**Entries provided:**
● ● ●

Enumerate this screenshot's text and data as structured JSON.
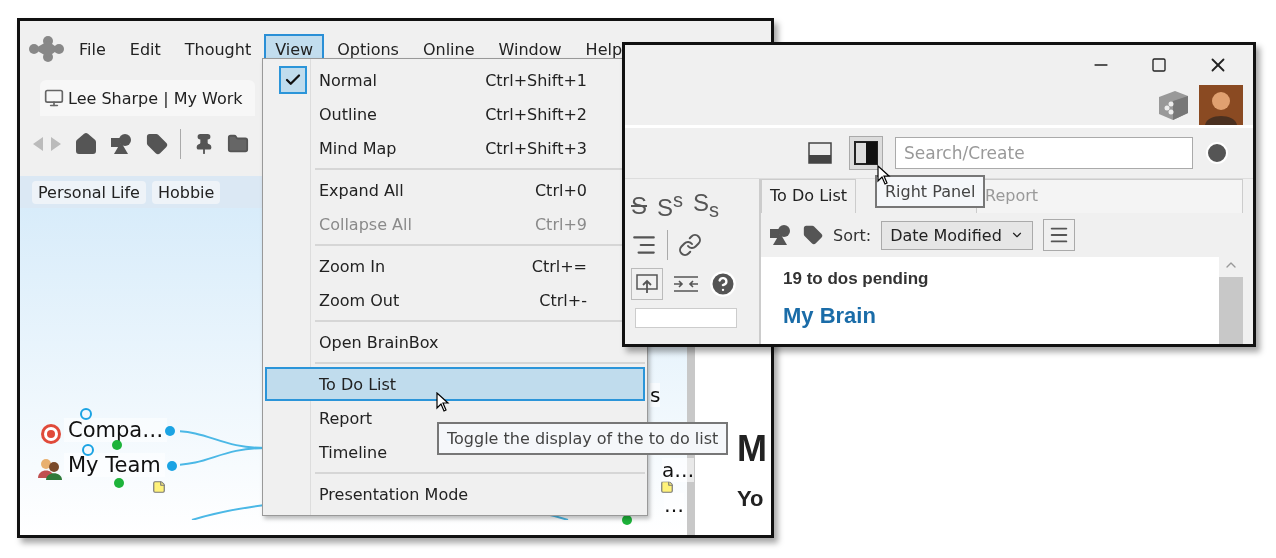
{
  "main_window": {
    "menu_bar": [
      {
        "label": "File",
        "selected": false
      },
      {
        "label": "Edit",
        "selected": false
      },
      {
        "label": "Thought",
        "selected": false
      },
      {
        "label": "View",
        "selected": true
      },
      {
        "label": "Options",
        "selected": false
      },
      {
        "label": "Online",
        "selected": false
      },
      {
        "label": "Window",
        "selected": false
      },
      {
        "label": "Help",
        "selected": false
      }
    ],
    "tab": {
      "label": "Lee Sharpe | My Work"
    },
    "pins": [
      {
        "label": "Personal Life"
      },
      {
        "label": "Hobbie"
      }
    ],
    "nodes": [
      {
        "label": "Compa…"
      },
      {
        "label": "My Team"
      }
    ],
    "map_fragments": [
      {
        "label": "s"
      },
      {
        "label": "a…"
      },
      {
        "label": "…"
      }
    ],
    "panel_texts": [
      {
        "label": "M"
      },
      {
        "label": "Yo"
      }
    ]
  },
  "view_menu": {
    "items": [
      {
        "kind": "item",
        "label": "Normal",
        "shortcut": "Ctrl+Shift+1",
        "checked": true,
        "disabled": false,
        "selected": false
      },
      {
        "kind": "item",
        "label": "Outline",
        "shortcut": "Ctrl+Shift+2",
        "checked": false,
        "disabled": false,
        "selected": false
      },
      {
        "kind": "item",
        "label": "Mind Map",
        "shortcut": "Ctrl+Shift+3",
        "checked": false,
        "disabled": false,
        "selected": false
      },
      {
        "kind": "separator"
      },
      {
        "kind": "item",
        "label": "Expand All",
        "shortcut": "Ctrl+0",
        "checked": false,
        "disabled": false,
        "selected": false
      },
      {
        "kind": "item",
        "label": "Collapse All",
        "shortcut": "Ctrl+9",
        "checked": false,
        "disabled": true,
        "selected": false
      },
      {
        "kind": "separator"
      },
      {
        "kind": "item",
        "label": "Zoom In",
        "shortcut": "Ctrl+=",
        "checked": false,
        "disabled": false,
        "selected": false
      },
      {
        "kind": "item",
        "label": "Zoom Out",
        "shortcut": "Ctrl+-",
        "checked": false,
        "disabled": false,
        "selected": false
      },
      {
        "kind": "separator"
      },
      {
        "kind": "item",
        "label": "Open BrainBox",
        "checked": false,
        "disabled": false,
        "selected": false
      },
      {
        "kind": "separator"
      },
      {
        "kind": "item",
        "label": "To Do List",
        "checked": false,
        "disabled": false,
        "selected": true
      },
      {
        "kind": "item",
        "label": "Report",
        "checked": false,
        "disabled": false,
        "selected": false
      },
      {
        "kind": "item",
        "label": "Timeline",
        "checked": false,
        "disabled": false,
        "selected": false
      },
      {
        "kind": "separator"
      },
      {
        "kind": "item",
        "label": "Presentation Mode",
        "checked": false,
        "disabled": false,
        "selected": false
      }
    ]
  },
  "menu_tooltip": "Toggle the display of the to do list",
  "side_window": {
    "panel_buttons": [
      {
        "kind": "bottom",
        "selected": false
      },
      {
        "kind": "right",
        "selected": true
      }
    ],
    "search": {
      "placeholder": "Search/Create"
    },
    "panel_tooltip": "Right Panel",
    "format_buttons": [
      {
        "kind": "strike",
        "label": "S"
      },
      {
        "kind": "plain",
        "label": "S$^{s}$"
      },
      {
        "kind": "plain",
        "label": "S$_{s}$"
      }
    ],
    "tabs": [
      {
        "label": "To Do List",
        "selected": true
      },
      {
        "label": "Report",
        "selected": false
      }
    ],
    "sort": {
      "label": "Sort:",
      "value": "Date Modified"
    },
    "pending": "19 to dos pending",
    "heading": "My Brain"
  }
}
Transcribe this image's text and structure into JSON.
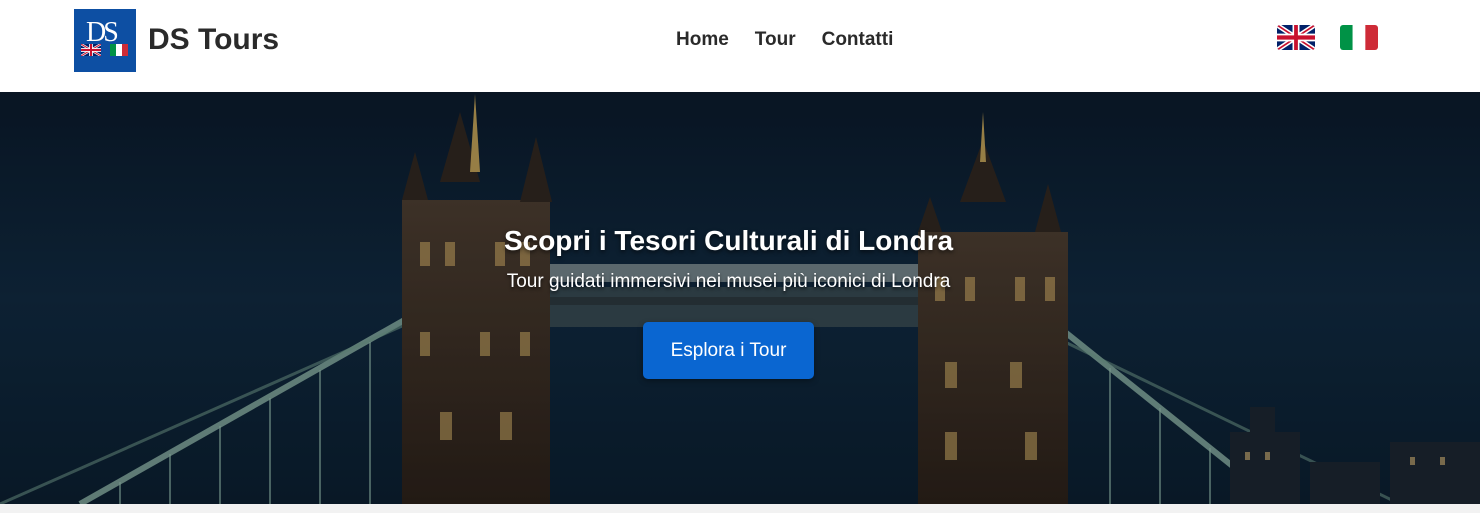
{
  "brand": {
    "logo_letters": "DS",
    "name": "DS Tours",
    "accent_color": "#0d4fa3"
  },
  "nav": {
    "links": [
      "Home",
      "Tour",
      "Contatti"
    ]
  },
  "languages": [
    {
      "icon": "uk-flag-icon",
      "code": "en"
    },
    {
      "icon": "italy-flag-icon",
      "code": "it"
    }
  ],
  "hero": {
    "title": "Scopri i Tesori Culturali di Londra",
    "subtitle": "Tour guidati immersivi nei musei più iconici di Londra",
    "cta_label": "Esplora i Tour",
    "cta_color": "#0a66d1"
  }
}
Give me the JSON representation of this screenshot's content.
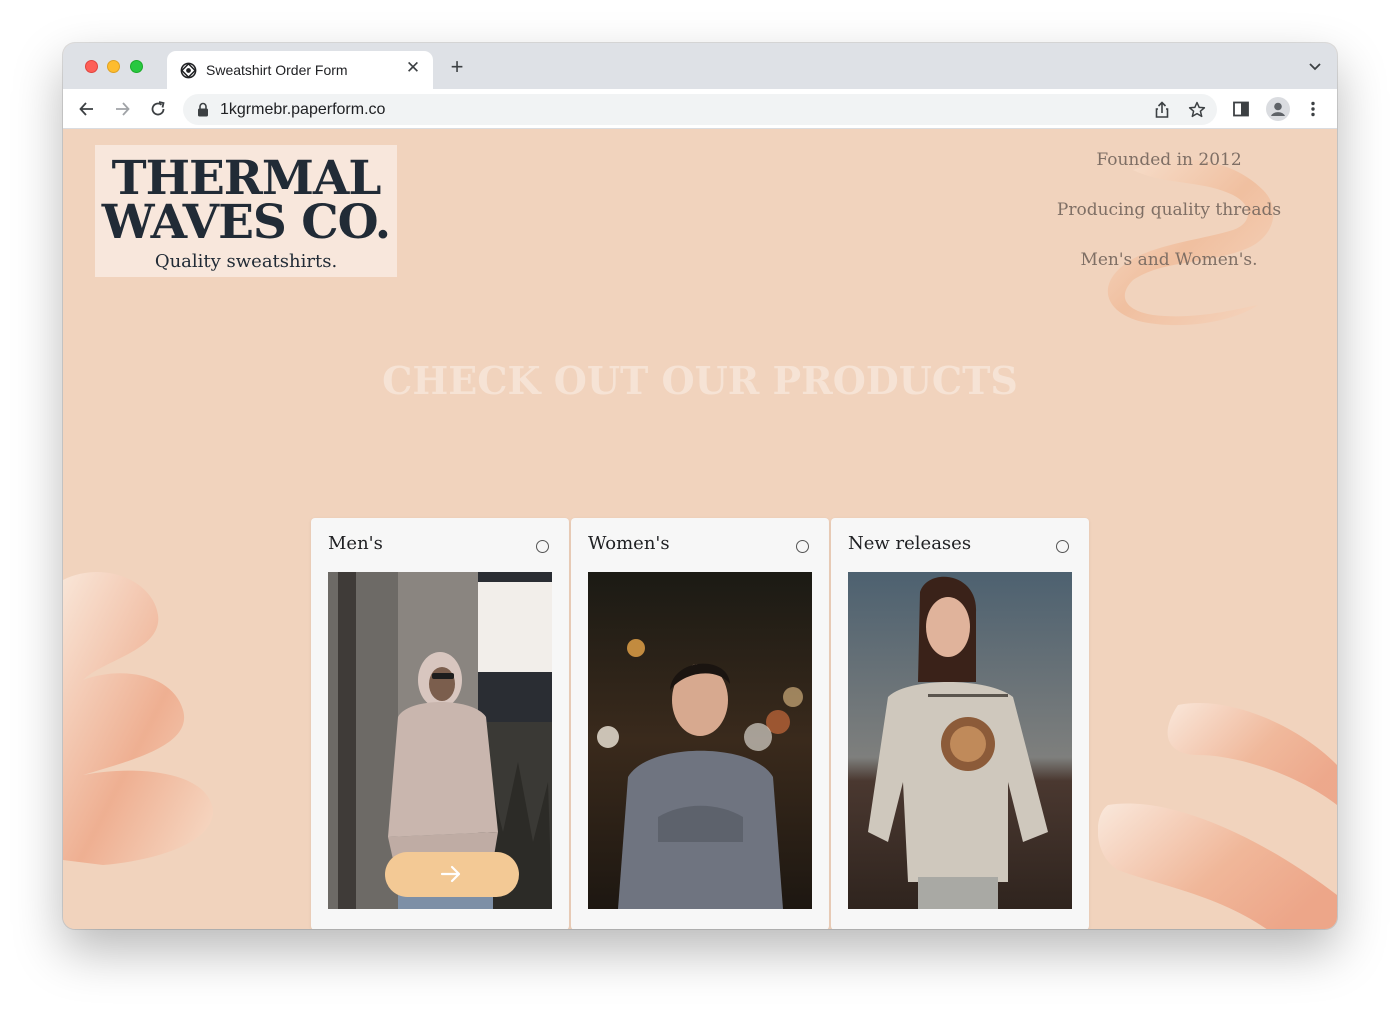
{
  "browser": {
    "tab_title": "Sweatshirt Order Form",
    "url": "1kgrmebr.paperform.co"
  },
  "logo": {
    "line1": "THERMAL",
    "line2": "WAVES CO.",
    "tagline": "Quality sweatshirts."
  },
  "facts": [
    "Founded in 2012",
    "Producing quality threads",
    "Men's and Women's."
  ],
  "heading": "CHECK OUT OUR PRODUCTS",
  "cards": [
    {
      "label": "Men's",
      "selected": false
    },
    {
      "label": "Women's",
      "selected": false
    },
    {
      "label": "New releases",
      "selected": false
    }
  ],
  "colors": {
    "page_bg": "#f1d3bd",
    "logo_bg": "#f8e7dc",
    "heading": "#f6e3d5",
    "button": "#f3c995"
  }
}
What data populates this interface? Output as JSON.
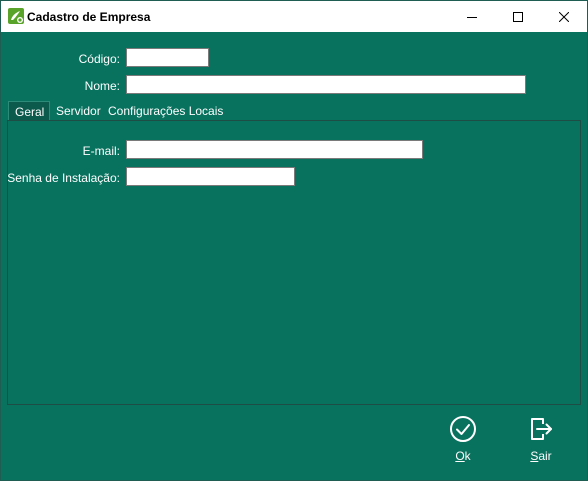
{
  "window": {
    "title": "Cadastro de Empresa",
    "icon": "app-leaf-icon"
  },
  "form": {
    "codigo_label": "Código:",
    "codigo_value": "",
    "nome_label": "Nome:",
    "nome_value": ""
  },
  "tabs": [
    {
      "label": "Geral",
      "active": true
    },
    {
      "label": "Servidor",
      "active": false
    },
    {
      "label": "Configurações Locais",
      "active": false
    }
  ],
  "geral": {
    "email_label": "E-mail:",
    "email_value": "",
    "senha_label": "Senha de Instalação:",
    "senha_value": ""
  },
  "actions": {
    "ok_first": "O",
    "ok_rest": "k",
    "sair_first": "S",
    "sair_rest": "air"
  },
  "colors": {
    "background": "#08725f",
    "titlebar": "#ffffff",
    "accent": "#4caf50"
  }
}
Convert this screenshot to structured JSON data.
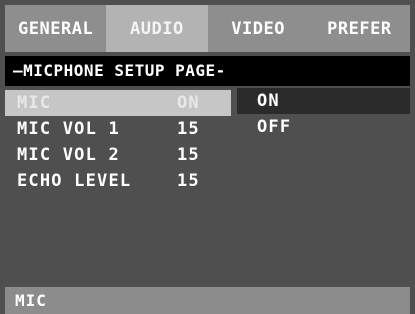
{
  "tabs": [
    {
      "label": "GENERAL"
    },
    {
      "label": "AUDIO"
    },
    {
      "label": "VIDEO"
    },
    {
      "label": "PREFER"
    }
  ],
  "active_tab": "AUDIO",
  "page_title": "—MICPHONE SETUP PAGE-",
  "settings": [
    {
      "label": "MIC",
      "value": "ON"
    },
    {
      "label": "MIC VOL 1",
      "value": "15"
    },
    {
      "label": "MIC VOL 2",
      "value": "15"
    },
    {
      "label": "ECHO LEVEL",
      "value": "15"
    }
  ],
  "options": [
    {
      "label": "ON"
    },
    {
      "label": "OFF"
    }
  ],
  "status_text": "MIC"
}
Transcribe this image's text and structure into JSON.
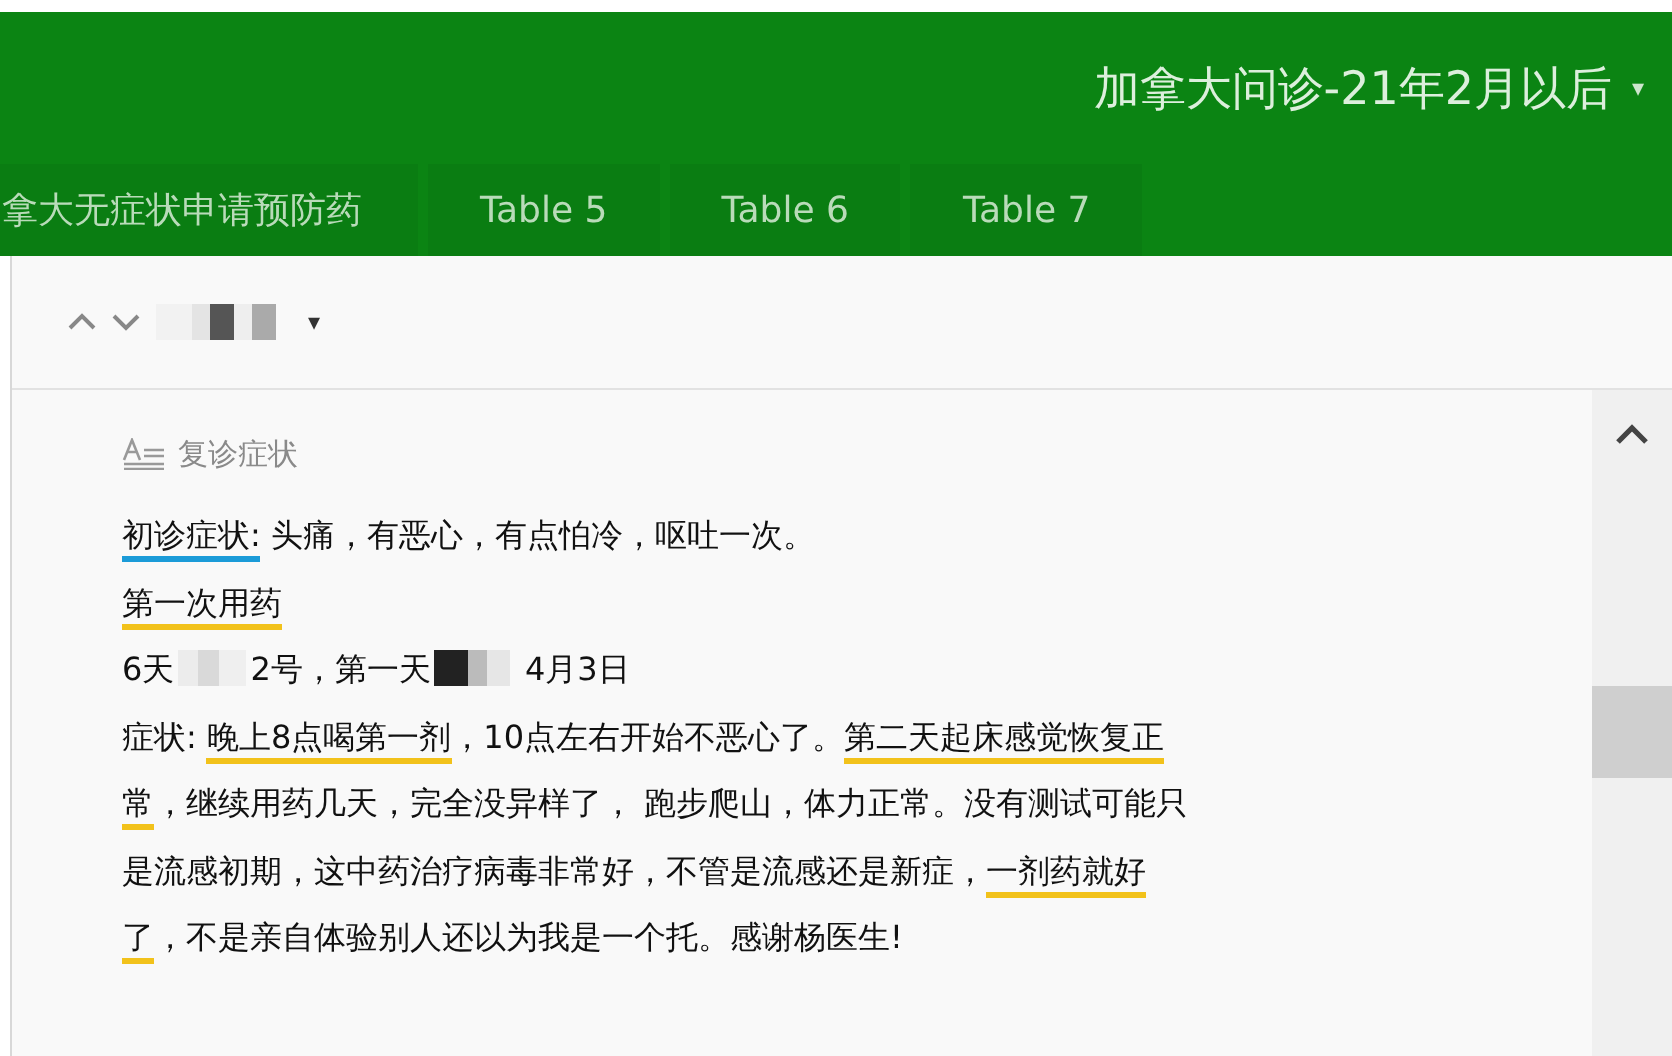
{
  "header": {
    "title": "加拿大问诊-21年2月以后",
    "caret": "▾"
  },
  "tabs": [
    {
      "label": "拿大无症状申请预防药"
    },
    {
      "label": "Table 5"
    },
    {
      "label": "Table 6"
    },
    {
      "label": "Table 7"
    }
  ],
  "toolbar": {
    "caret": "▾"
  },
  "section": {
    "title": "复诊症状"
  },
  "lines": [
    [
      {
        "kind": "text",
        "text": "初诊症状:",
        "color": "#1b9bd8"
      },
      {
        "kind": "text",
        "text": " 头痛，有恶心，有点怕冷，呕吐一次。"
      }
    ],
    [
      {
        "kind": "text",
        "text": "第一次用药",
        "color": "#f2c21b"
      }
    ],
    [
      {
        "kind": "text",
        "text": "6天"
      },
      {
        "kind": "redacted"
      },
      {
        "kind": "text",
        "text": "2号，第一天"
      },
      {
        "kind": "redacted"
      },
      {
        "kind": "text",
        "text": " 4月3日"
      }
    ],
    [
      {
        "kind": "text",
        "text": "症状: "
      },
      {
        "kind": "text",
        "text": "晚上8点喝第一剂",
        "color": "#f2c21b"
      },
      {
        "kind": "text",
        "text": "，10点左右开始不恶心了。"
      },
      {
        "kind": "text",
        "text": "第二天起床感觉恢复正",
        "color": "#f2c21b"
      }
    ],
    [
      {
        "kind": "text",
        "text": "常",
        "color": "#f2c21b"
      },
      {
        "kind": "text",
        "text": "，继续用药几天，完全没异样了， 跑步爬山，体力正常。没有测试可能只"
      }
    ],
    [
      {
        "kind": "text",
        "text": "是流感初期，这中药治疗病毒非常好，不管是流感还是新症，"
      },
      {
        "kind": "text",
        "text": "一剂药就好",
        "color": "#f2c21b"
      }
    ],
    [
      {
        "kind": "text",
        "text": "了",
        "color": "#f2c21b"
      },
      {
        "kind": "text",
        "text": "，不是亲自体验别人还以为我是一个托。感谢杨医生!"
      }
    ]
  ]
}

● ● ●

Select and copy every line of the listing with the word "shortcut".

        "shortcut": "Ctrl+Shift+1",
        "shortcut": "Ctrl+Shift+2",
        "shortcut": "Ctrl+Shift+3",
        "shortcut": "Ctrl+0",
        "shortcut": "Ctrl+9",
        "shortcut": "Ctrl+=",
        "shortcut": "Ctrl+-",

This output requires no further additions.